## What to produce
Copy everything in the kernel hang report from "--- linux-2.6.3/drivers/scsi/scsi_lib.c.orig 2004-02-17" down to "callback if necessary.", renaming "host driver" to "low-level driver" wherever it occurs.

PROBLEM: 2.6.3 hangs when writing to scsi-dvd

Joachim Feise

unread,

Feb 20, 2004, 5:13:16 PM2/20/04

to

Joachim Feise wrote on 2/19/2004 11:47:

> [1.] One line summary of the problem:
> 2.6.3 hangs when writing to scsi-dvd
>
> [2.] Full description of the problem/report:
>
> I have a DVD drive (BTC1004) connected via an IDE-SCSI bridge to
> an Adaptec 29160 host adapter.
> With kernel 2.6.3, I experience a complete system hang whenever I try
> to record data on a DVD.
> It requires a reboot.

More info:
on the cdwrite list, somebody reported a similar problem
(http://lists.debian.org/cdwrite/2004/cdwrite-200402/msg00081.html)

His quick-n-dirty fix works for me:

--- linux-2.6.3/drivers/scsi/scsi_lib.c.orig 2004-02-17 19:57:57.000000000 -0800
+++ linux-2.6.3/drivers/scsi/scsi_lib.c 2004-02-20 13:52:46.000000000 -0800
@@ -1292,7 +1292,7 @@
* host adapters. A host driver can alter this mask in its
* slave_alloc() or slave_configure() callback if necessary.
*/
- blk_queue_dma_alignment(q, (8 - 1));
+ /* blk_queue_dma_alignment(q, (8 - 1)); */

if (!shost->use_clustering)

## Information supplied
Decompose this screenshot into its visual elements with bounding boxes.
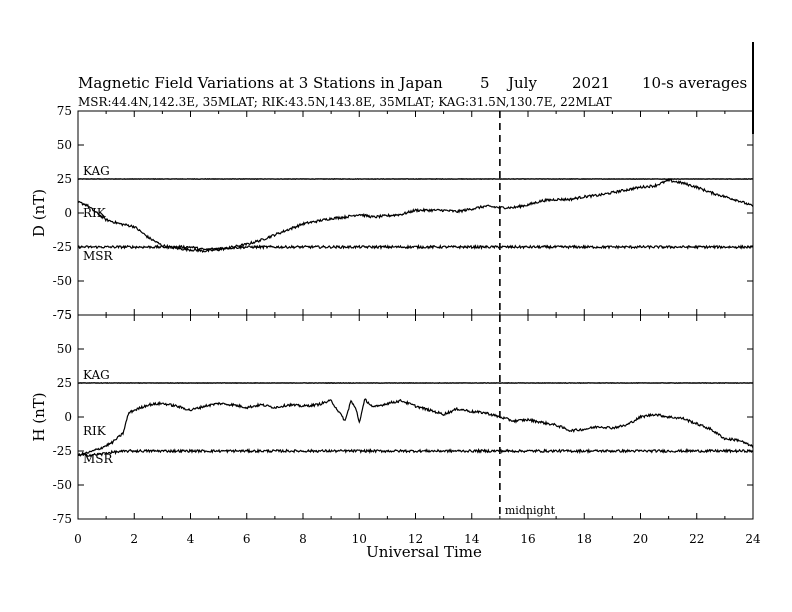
panel-h-station-label-msr: MSR — [83, 452, 114, 466]
panel-d-ytick-label: -25 — [53, 240, 72, 254]
x-tick-label: 18 — [577, 532, 592, 546]
x-tick-label: 0 — [74, 532, 82, 546]
panel-h-frame — [77, 314, 754, 520]
x-tick-label: 20 — [633, 532, 648, 546]
panel-h-ytick-label: -75 — [53, 512, 72, 526]
panel-d: 75 50 25 0 -25 -50 -75 KAG RIK MSR D (nT) — [30, 104, 754, 322]
panel-h-ytick-label: -25 — [53, 444, 72, 458]
panel-d-ytick-label: 0 — [64, 206, 72, 220]
panel-d-series: KAG RIK MSR — [77, 164, 754, 263]
midnight-label: midnight — [505, 504, 556, 517]
panel-h-station-label-kag: KAG — [83, 368, 110, 382]
panel-d-station-label-rik: RIK — [83, 206, 107, 220]
x-tick-label: 2 — [130, 532, 138, 546]
x-tick-label: 4 — [187, 532, 195, 546]
date-day: 5 — [480, 74, 490, 92]
x-tick-label: 8 — [299, 532, 307, 546]
averaging-label: 10-s averages — [642, 74, 747, 92]
panel-d-ytick-label: 25 — [57, 172, 72, 186]
panel-d-ytick-label: -75 — [53, 308, 72, 322]
panel-d-axis: 75 50 25 0 -25 -50 -75 — [53, 104, 754, 322]
x-axis: 0 2 4 6 8 10 12 14 16 18 20 22 24 — [74, 532, 761, 546]
panel-d-series-msr — [77, 243, 754, 251]
panel-d-ytick-label: -50 — [53, 274, 72, 288]
x-tick-label: 24 — [745, 532, 761, 546]
panel-d-station-label-kag: KAG — [83, 164, 110, 178]
panel-h-ylabel: H (nT) — [30, 392, 48, 441]
panel-h-ytick-label: 0 — [64, 410, 72, 424]
panel-d-series-rik — [77, 178, 754, 253]
figure-title: Magnetic Field Variations at 3 Stations … — [78, 74, 443, 92]
x-axis-label: Universal Time — [366, 543, 482, 561]
panel-h-ytick-label: 75 — [57, 308, 72, 322]
date-year: 2021 — [572, 74, 610, 92]
x-tick-label: 16 — [520, 532, 535, 546]
panel-d-ytick-label: 50 — [57, 138, 72, 152]
panel-h-ytick-label: 50 — [57, 342, 72, 356]
panel-h-axis: 75 50 25 0 -25 -50 -75 — [53, 308, 754, 526]
date-month: July — [506, 74, 537, 92]
station-coordinates: MSR:44.4N,142.3E, 35MLAT; RIK:43.5N,143.… — [78, 95, 612, 109]
panel-h-series-msr — [78, 447, 754, 458]
panel-h-station-label-rik: RIK — [83, 424, 107, 438]
panel-h-series: KAG RIK MSR — [77, 368, 754, 466]
x-tick-label: 22 — [689, 532, 704, 546]
x-tick-label: 14 — [464, 532, 480, 546]
x-tick-label: 10 — [352, 532, 367, 546]
panel-h-ytick-label: -50 — [53, 478, 72, 492]
panel-h-series-rik — [77, 398, 754, 457]
panel-d-station-label-msr: MSR — [83, 249, 114, 263]
x-tick-label: 12 — [408, 532, 423, 546]
panel-h: 75 50 25 0 -25 -50 -75 KAG RIK MSR H (nT) — [30, 308, 754, 526]
panel-h-ytick-label: 25 — [57, 376, 72, 390]
panel-d-frame — [77, 110, 754, 316]
panel-d-ytick-label: 75 — [57, 104, 72, 118]
panel-d-ylabel: D (nT) — [30, 189, 48, 237]
x-tick-label: 6 — [243, 532, 251, 546]
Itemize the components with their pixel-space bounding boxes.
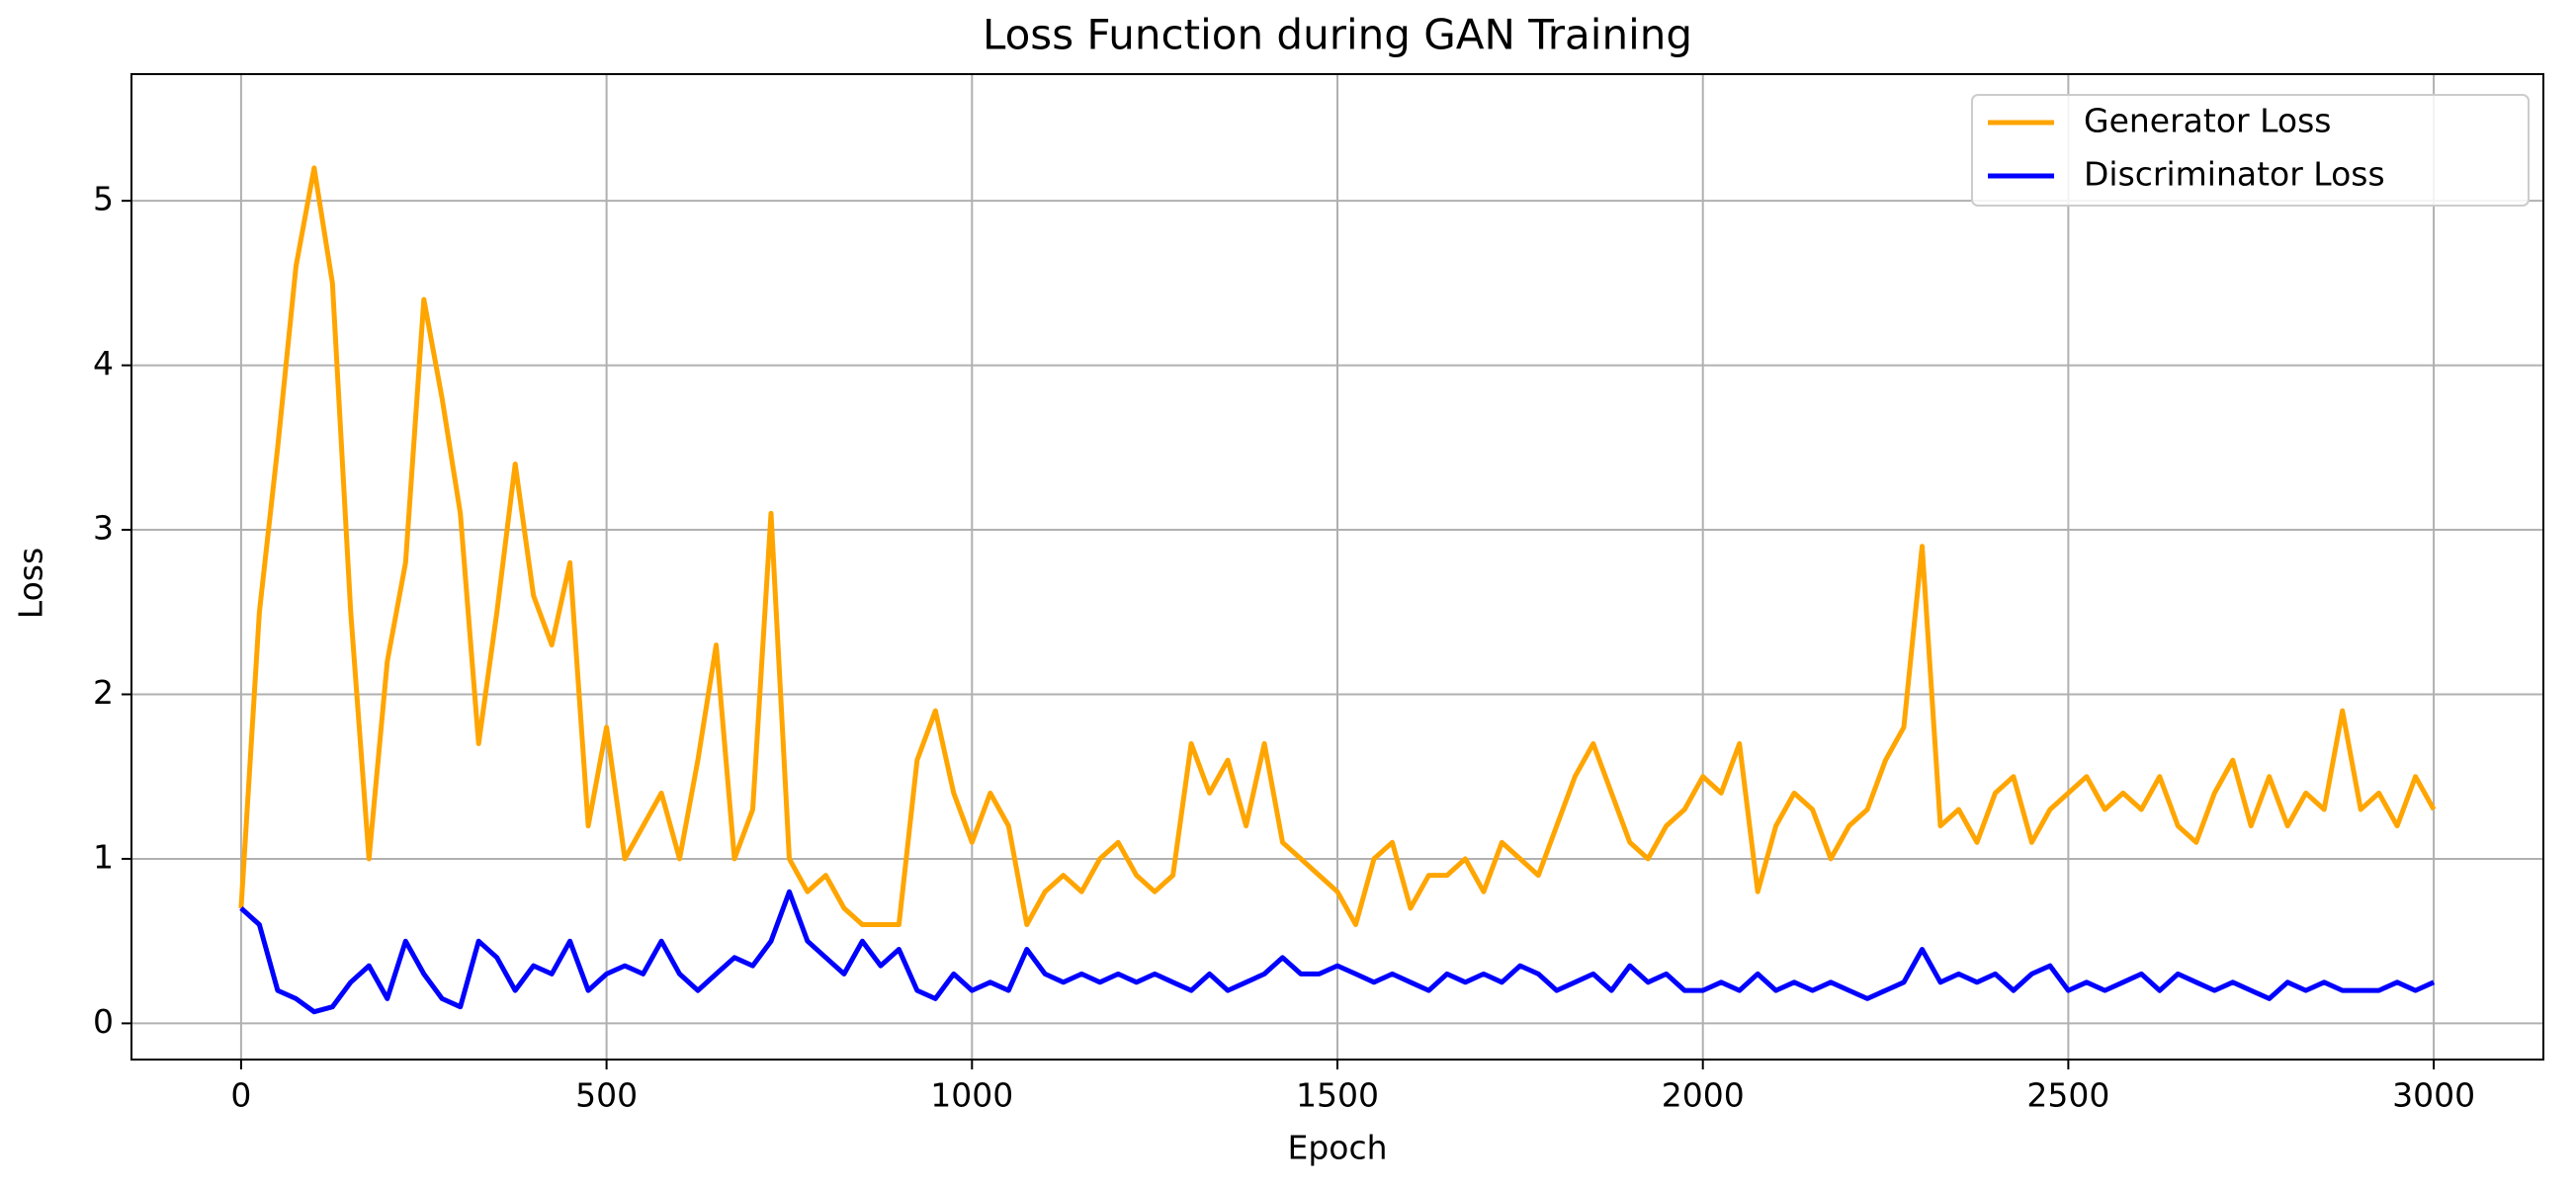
legend-box xyxy=(1971,94,2530,207)
legend-label: Discriminator Loss xyxy=(2084,155,2385,194)
x-tick-label: 1000 xyxy=(930,1076,1013,1115)
x-tick-label: 2000 xyxy=(1662,1076,1745,1115)
y-axis-label: Loss xyxy=(12,548,50,619)
x-tick-label: 500 xyxy=(575,1076,638,1115)
legend-label: Generator Loss xyxy=(2084,102,2331,140)
y-tick-label: 1 xyxy=(93,837,114,876)
x-tick-label: 2500 xyxy=(2026,1076,2109,1115)
y-tick-label: 4 xyxy=(93,344,114,383)
x-tick-label: 3000 xyxy=(2392,1076,2475,1115)
y-tick-label: 5 xyxy=(93,180,114,218)
line-series xyxy=(238,165,2437,927)
legend: Generator Loss Discriminator Loss xyxy=(1971,94,2530,207)
x-tick-label: 1500 xyxy=(1296,1076,1379,1115)
plot-frame xyxy=(130,73,2544,1061)
chart-title: Loss Function during GAN Training xyxy=(983,11,1692,59)
x-axis-label: Epoch xyxy=(1287,1129,1387,1167)
line-series xyxy=(239,889,2436,1015)
y-tick-label: 2 xyxy=(93,673,114,712)
y-tick-label: 3 xyxy=(93,509,114,548)
y-tick-label: 0 xyxy=(93,1002,114,1041)
x-tick-label: 0 xyxy=(230,1076,251,1115)
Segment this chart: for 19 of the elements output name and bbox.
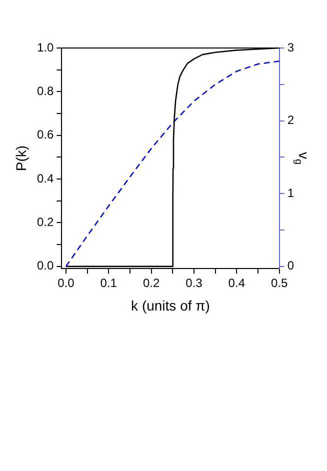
x-tick-label: 0.2 xyxy=(142,276,160,290)
y2-axis-title: vg xyxy=(292,152,312,165)
x-tick-label: 0.1 xyxy=(100,276,118,290)
y-tick-label: 0.2 xyxy=(36,215,54,230)
x-tick-label: 0.5 xyxy=(270,276,288,290)
y2-tick-label: 0 xyxy=(287,258,294,273)
x-tick-label: 0.4 xyxy=(228,276,246,290)
y-tick-label: 0.8 xyxy=(36,84,54,98)
y-axis-title: P(k) xyxy=(12,145,29,172)
y2-tick-label: 2 xyxy=(287,113,294,128)
x-tick-label: 0.3 xyxy=(186,276,203,290)
y2-tick-label: 1 xyxy=(287,186,294,200)
y-tick-label: 0.0 xyxy=(36,258,54,273)
y-tick-label: 0.6 xyxy=(36,128,54,142)
y-tick-label: 1.0 xyxy=(36,40,54,54)
x-axis-title: k (units of π) xyxy=(131,297,210,314)
y2-tick-label: 3 xyxy=(287,40,294,54)
x-tick-label: 0.0 xyxy=(58,276,75,290)
y-tick-label: 0.4 xyxy=(36,171,54,186)
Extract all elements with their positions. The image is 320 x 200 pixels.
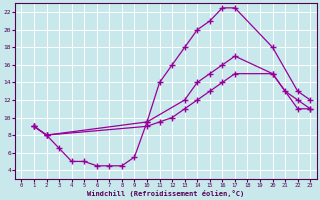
X-axis label: Windchill (Refroidissement éolien,°C): Windchill (Refroidissement éolien,°C) [87, 190, 244, 197]
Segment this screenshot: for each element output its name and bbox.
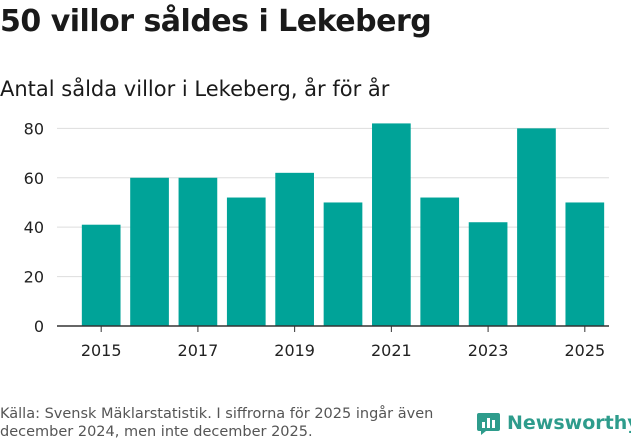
bars — [81, 123, 605, 326]
y-tick-label: 60 — [24, 169, 44, 188]
x-axis-ticks: 2015 2017 2019 2021 2023 2025 — [81, 326, 605, 360]
brand-name: Newsworthy — [507, 412, 631, 434]
x-tick-label: 2021 — [371, 341, 412, 360]
chart-title: 50 villor såldes i Lekeberg — [0, 4, 432, 39]
chart-subtitle: Antal sålda villor i Lekeberg, år för år — [0, 77, 390, 101]
bar-2018 — [226, 197, 266, 326]
bar-2023 — [468, 222, 508, 326]
x-tick-label: 2025 — [564, 341, 605, 360]
bar-2020 — [323, 202, 363, 326]
y-tick-label: 40 — [24, 218, 44, 237]
y-tick-label: 80 — [24, 119, 44, 138]
bar-2015 — [81, 224, 121, 326]
x-tick-label: 2017 — [178, 341, 219, 360]
newsworthy-logo-icon — [477, 412, 500, 435]
bar-2019 — [275, 172, 314, 326]
brand-logo[interactable]: Newsworthy — [476, 409, 631, 437]
bar-2016 — [130, 177, 169, 326]
bar-chart: 0 20 40 60 80 2015 2017 2019 2021 2023 2025 — [24, 119, 609, 360]
bar-2024 — [517, 128, 556, 326]
bar-2025 — [565, 202, 605, 326]
x-tick-label: 2015 — [81, 341, 122, 360]
x-tick-label: 2019 — [274, 341, 315, 360]
y-tick-label: 20 — [24, 268, 44, 287]
bar-2021 — [372, 123, 411, 326]
y-axis-ticks: 0 20 40 60 80 — [24, 119, 44, 336]
bar-2022 — [420, 197, 460, 326]
source-note: Källa: Svensk Mäklarstatistik. I siffror… — [0, 406, 434, 440]
x-tick-label: 2023 — [468, 341, 509, 360]
bar-2017 — [178, 177, 218, 326]
y-tick-label: 0 — [34, 317, 44, 336]
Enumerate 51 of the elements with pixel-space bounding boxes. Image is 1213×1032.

## Output of the task
--- linux-2.6.3/drivers/scsi/scsi_lib.c.orig 2004-02-17 19:57:57.000000000 -0800
+++ linux-2.6.3/drivers/scsi/scsi_lib.c 2004-02-20 13:52:46.000000000 -0800
@@ -1292,7 +1292,7 @@
* host adapters. A low-level driver can alter this mask in its
* slave_alloc() or slave_configure() callback if necessary.